Task to complete: Please rewrite the paragraph beginning "Blind holes and through holes" from the tapping and threading text below as a short list that keeps its main facts.

Document section:
Simpler tooling requirements, reducing overall costs.
Suitable for creating internal threads in small holes.
Disadvantages of Tapping:
Limited to shallower holes due to the need for the tap to fully penetrate the material.
Risk of tap breakage, especially in harder materials.
Less flexible in creating complex or custom thread profiles.
Advantages of Threading:
Greater precision and flexibility, especially with thread milling.
Ability to create stronger threads, particularly with rolled threads.
Suitable for deeper holes and more complex thread profiles.
Disadvantages of Threading:
Slower process, which may not be ideal for high-volume production.
Higher cost due to more specialized tools and equipment.
Requires more skilled operators and precise control.
Blind holes and through holes are used in different scenarios based on the assembly requirements. Blind holes, where the hole does not go through the entire material, are often used when the other side of the workpiece must remain intact or when a flush surface is needed on one side. Through holes, which pass completely through the material, are used when a fastener needs to extend all the way through the workpiece, often secured with a nut on the opposite side. The choice between tapping and threading can also depend on whether the hole is blind or through, with tapping being more common for blind holes and threading for through holes.
Both tapping and threading require specific tools, each suited to the method and material being used:
Tapered Taps
Tapered taps have a gradual taper at the end, making them ideal for starting the threading process. They are used to begin cutting threads in a pre-drilled hole, with the tapered design allowing for easier alignment and reducing the risk of tool breakage.

Stored data:
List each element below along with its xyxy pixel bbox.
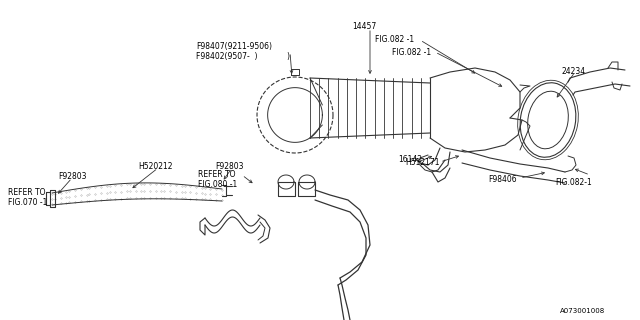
Text: F92803: F92803 <box>215 162 243 171</box>
Text: H512171: H512171 <box>405 158 440 167</box>
Text: FIG.082 -1: FIG.082 -1 <box>392 48 431 57</box>
Text: 16142: 16142 <box>398 155 422 164</box>
Text: A073001008: A073001008 <box>560 308 605 314</box>
Text: F92803: F92803 <box>58 172 86 181</box>
Text: FIG.070 -1: FIG.070 -1 <box>8 198 47 207</box>
Text: REFER TO: REFER TO <box>8 188 45 197</box>
Text: ): ) <box>286 52 289 61</box>
Text: H520212: H520212 <box>138 162 173 171</box>
Text: 14457: 14457 <box>352 22 376 31</box>
Text: F98402(9507-  ): F98402(9507- ) <box>196 52 257 61</box>
Text: F98406: F98406 <box>488 175 516 184</box>
Text: REFER TO: REFER TO <box>198 170 236 179</box>
Text: FIG.080 -1: FIG.080 -1 <box>198 180 237 189</box>
Text: FIG.082 -1: FIG.082 -1 <box>375 35 414 44</box>
Text: 24234: 24234 <box>562 67 586 76</box>
Text: FIG.082-1: FIG.082-1 <box>555 178 592 187</box>
Text: F98407(9211-9506): F98407(9211-9506) <box>196 42 272 51</box>
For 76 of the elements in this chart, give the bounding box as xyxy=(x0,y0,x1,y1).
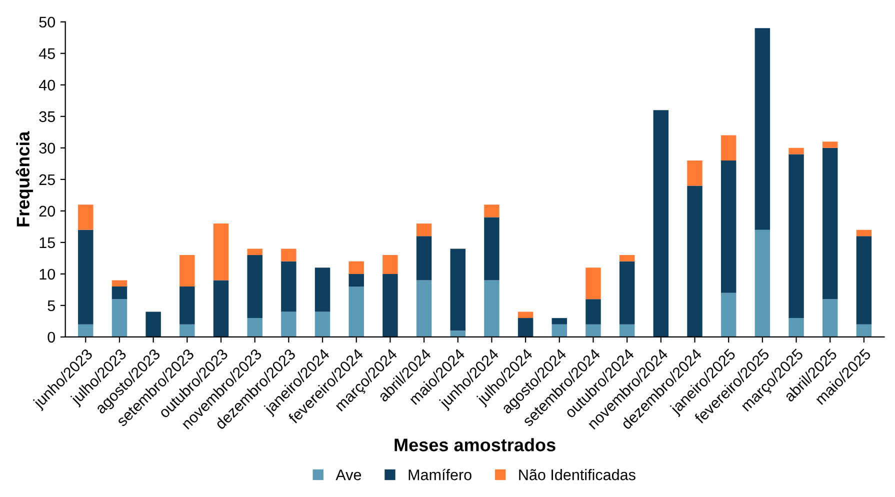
bar xyxy=(788,148,804,154)
bar xyxy=(720,160,736,293)
bar xyxy=(518,318,534,337)
legend-label: Mamífero xyxy=(408,468,472,480)
bar xyxy=(687,186,702,337)
bar xyxy=(822,299,838,337)
y-tick-label: 50 xyxy=(39,16,56,28)
bar xyxy=(450,248,466,331)
bar xyxy=(213,224,229,280)
y-tick-label: 0 xyxy=(48,332,56,343)
bar xyxy=(754,230,770,337)
y-tick-label: 35 xyxy=(39,111,55,122)
bar xyxy=(586,299,601,324)
bar xyxy=(281,261,296,312)
bar xyxy=(788,318,804,337)
bar xyxy=(619,324,635,337)
bar xyxy=(586,324,601,337)
bar xyxy=(281,312,296,337)
y-tick-label: 25 xyxy=(39,174,55,186)
bar xyxy=(754,28,770,230)
bar xyxy=(382,255,398,274)
bar xyxy=(484,217,500,280)
bar xyxy=(586,268,601,300)
bar xyxy=(788,154,804,318)
bar xyxy=(146,312,161,337)
bar xyxy=(822,142,838,148)
bar xyxy=(416,224,432,236)
bar xyxy=(348,274,364,287)
bar xyxy=(180,324,195,337)
bar xyxy=(247,248,262,256)
bar xyxy=(180,286,195,324)
x-axis-title: Meses amostrados xyxy=(394,438,556,452)
bar xyxy=(518,312,534,318)
bar xyxy=(348,261,364,274)
bar xyxy=(112,299,128,337)
bar xyxy=(314,312,330,337)
bar xyxy=(856,230,872,236)
bar xyxy=(619,261,635,324)
y-tick-label: 30 xyxy=(39,142,56,154)
bar xyxy=(78,230,94,324)
bar xyxy=(416,236,432,280)
bar xyxy=(720,135,736,161)
y-tick-label: 20 xyxy=(39,206,56,217)
bar xyxy=(450,330,466,337)
bar xyxy=(856,324,872,337)
bar xyxy=(213,280,229,337)
bar xyxy=(619,255,635,262)
bar xyxy=(484,280,500,337)
legend-label: Ave xyxy=(336,470,362,480)
y-tick-label: 10 xyxy=(40,268,56,280)
bar xyxy=(78,324,94,337)
bar xyxy=(822,148,838,300)
bar xyxy=(416,280,432,337)
y-tick-label: 15 xyxy=(40,237,55,248)
bar xyxy=(314,268,330,312)
bar xyxy=(348,286,364,337)
bar xyxy=(687,160,702,186)
y-tick-label: 40 xyxy=(38,80,56,91)
legend-label: Não Identificadas xyxy=(519,469,636,480)
y-tick-label: 5 xyxy=(48,300,55,312)
bar xyxy=(247,255,262,318)
bar xyxy=(552,318,568,324)
bar xyxy=(78,204,94,230)
y-tick-label: 45 xyxy=(38,48,55,60)
y-axis-title: Frequência xyxy=(16,131,34,226)
bar xyxy=(247,318,262,337)
bar xyxy=(382,274,398,337)
bar xyxy=(484,204,500,218)
bar xyxy=(180,255,195,287)
bar xyxy=(112,286,128,300)
bar xyxy=(720,292,736,337)
bar xyxy=(552,324,568,337)
bar xyxy=(653,110,669,337)
bar xyxy=(112,280,128,287)
bar xyxy=(856,236,872,324)
bar xyxy=(281,248,296,262)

Answer to this task:
- Blind holes and through holes suit different assembly requirements.
- Blind holes do not go all the way through the material. They are used when the other side of the workpiece must stay intact or when one side needs a flush surface.
- Through holes pass completely through the material. They are used when a fastener must extend through the workpiece, often secured with a nut on the opposite side.
- The hole type can affect the choice of method: tapping is more common for blind holes, and threading is more common for through holes.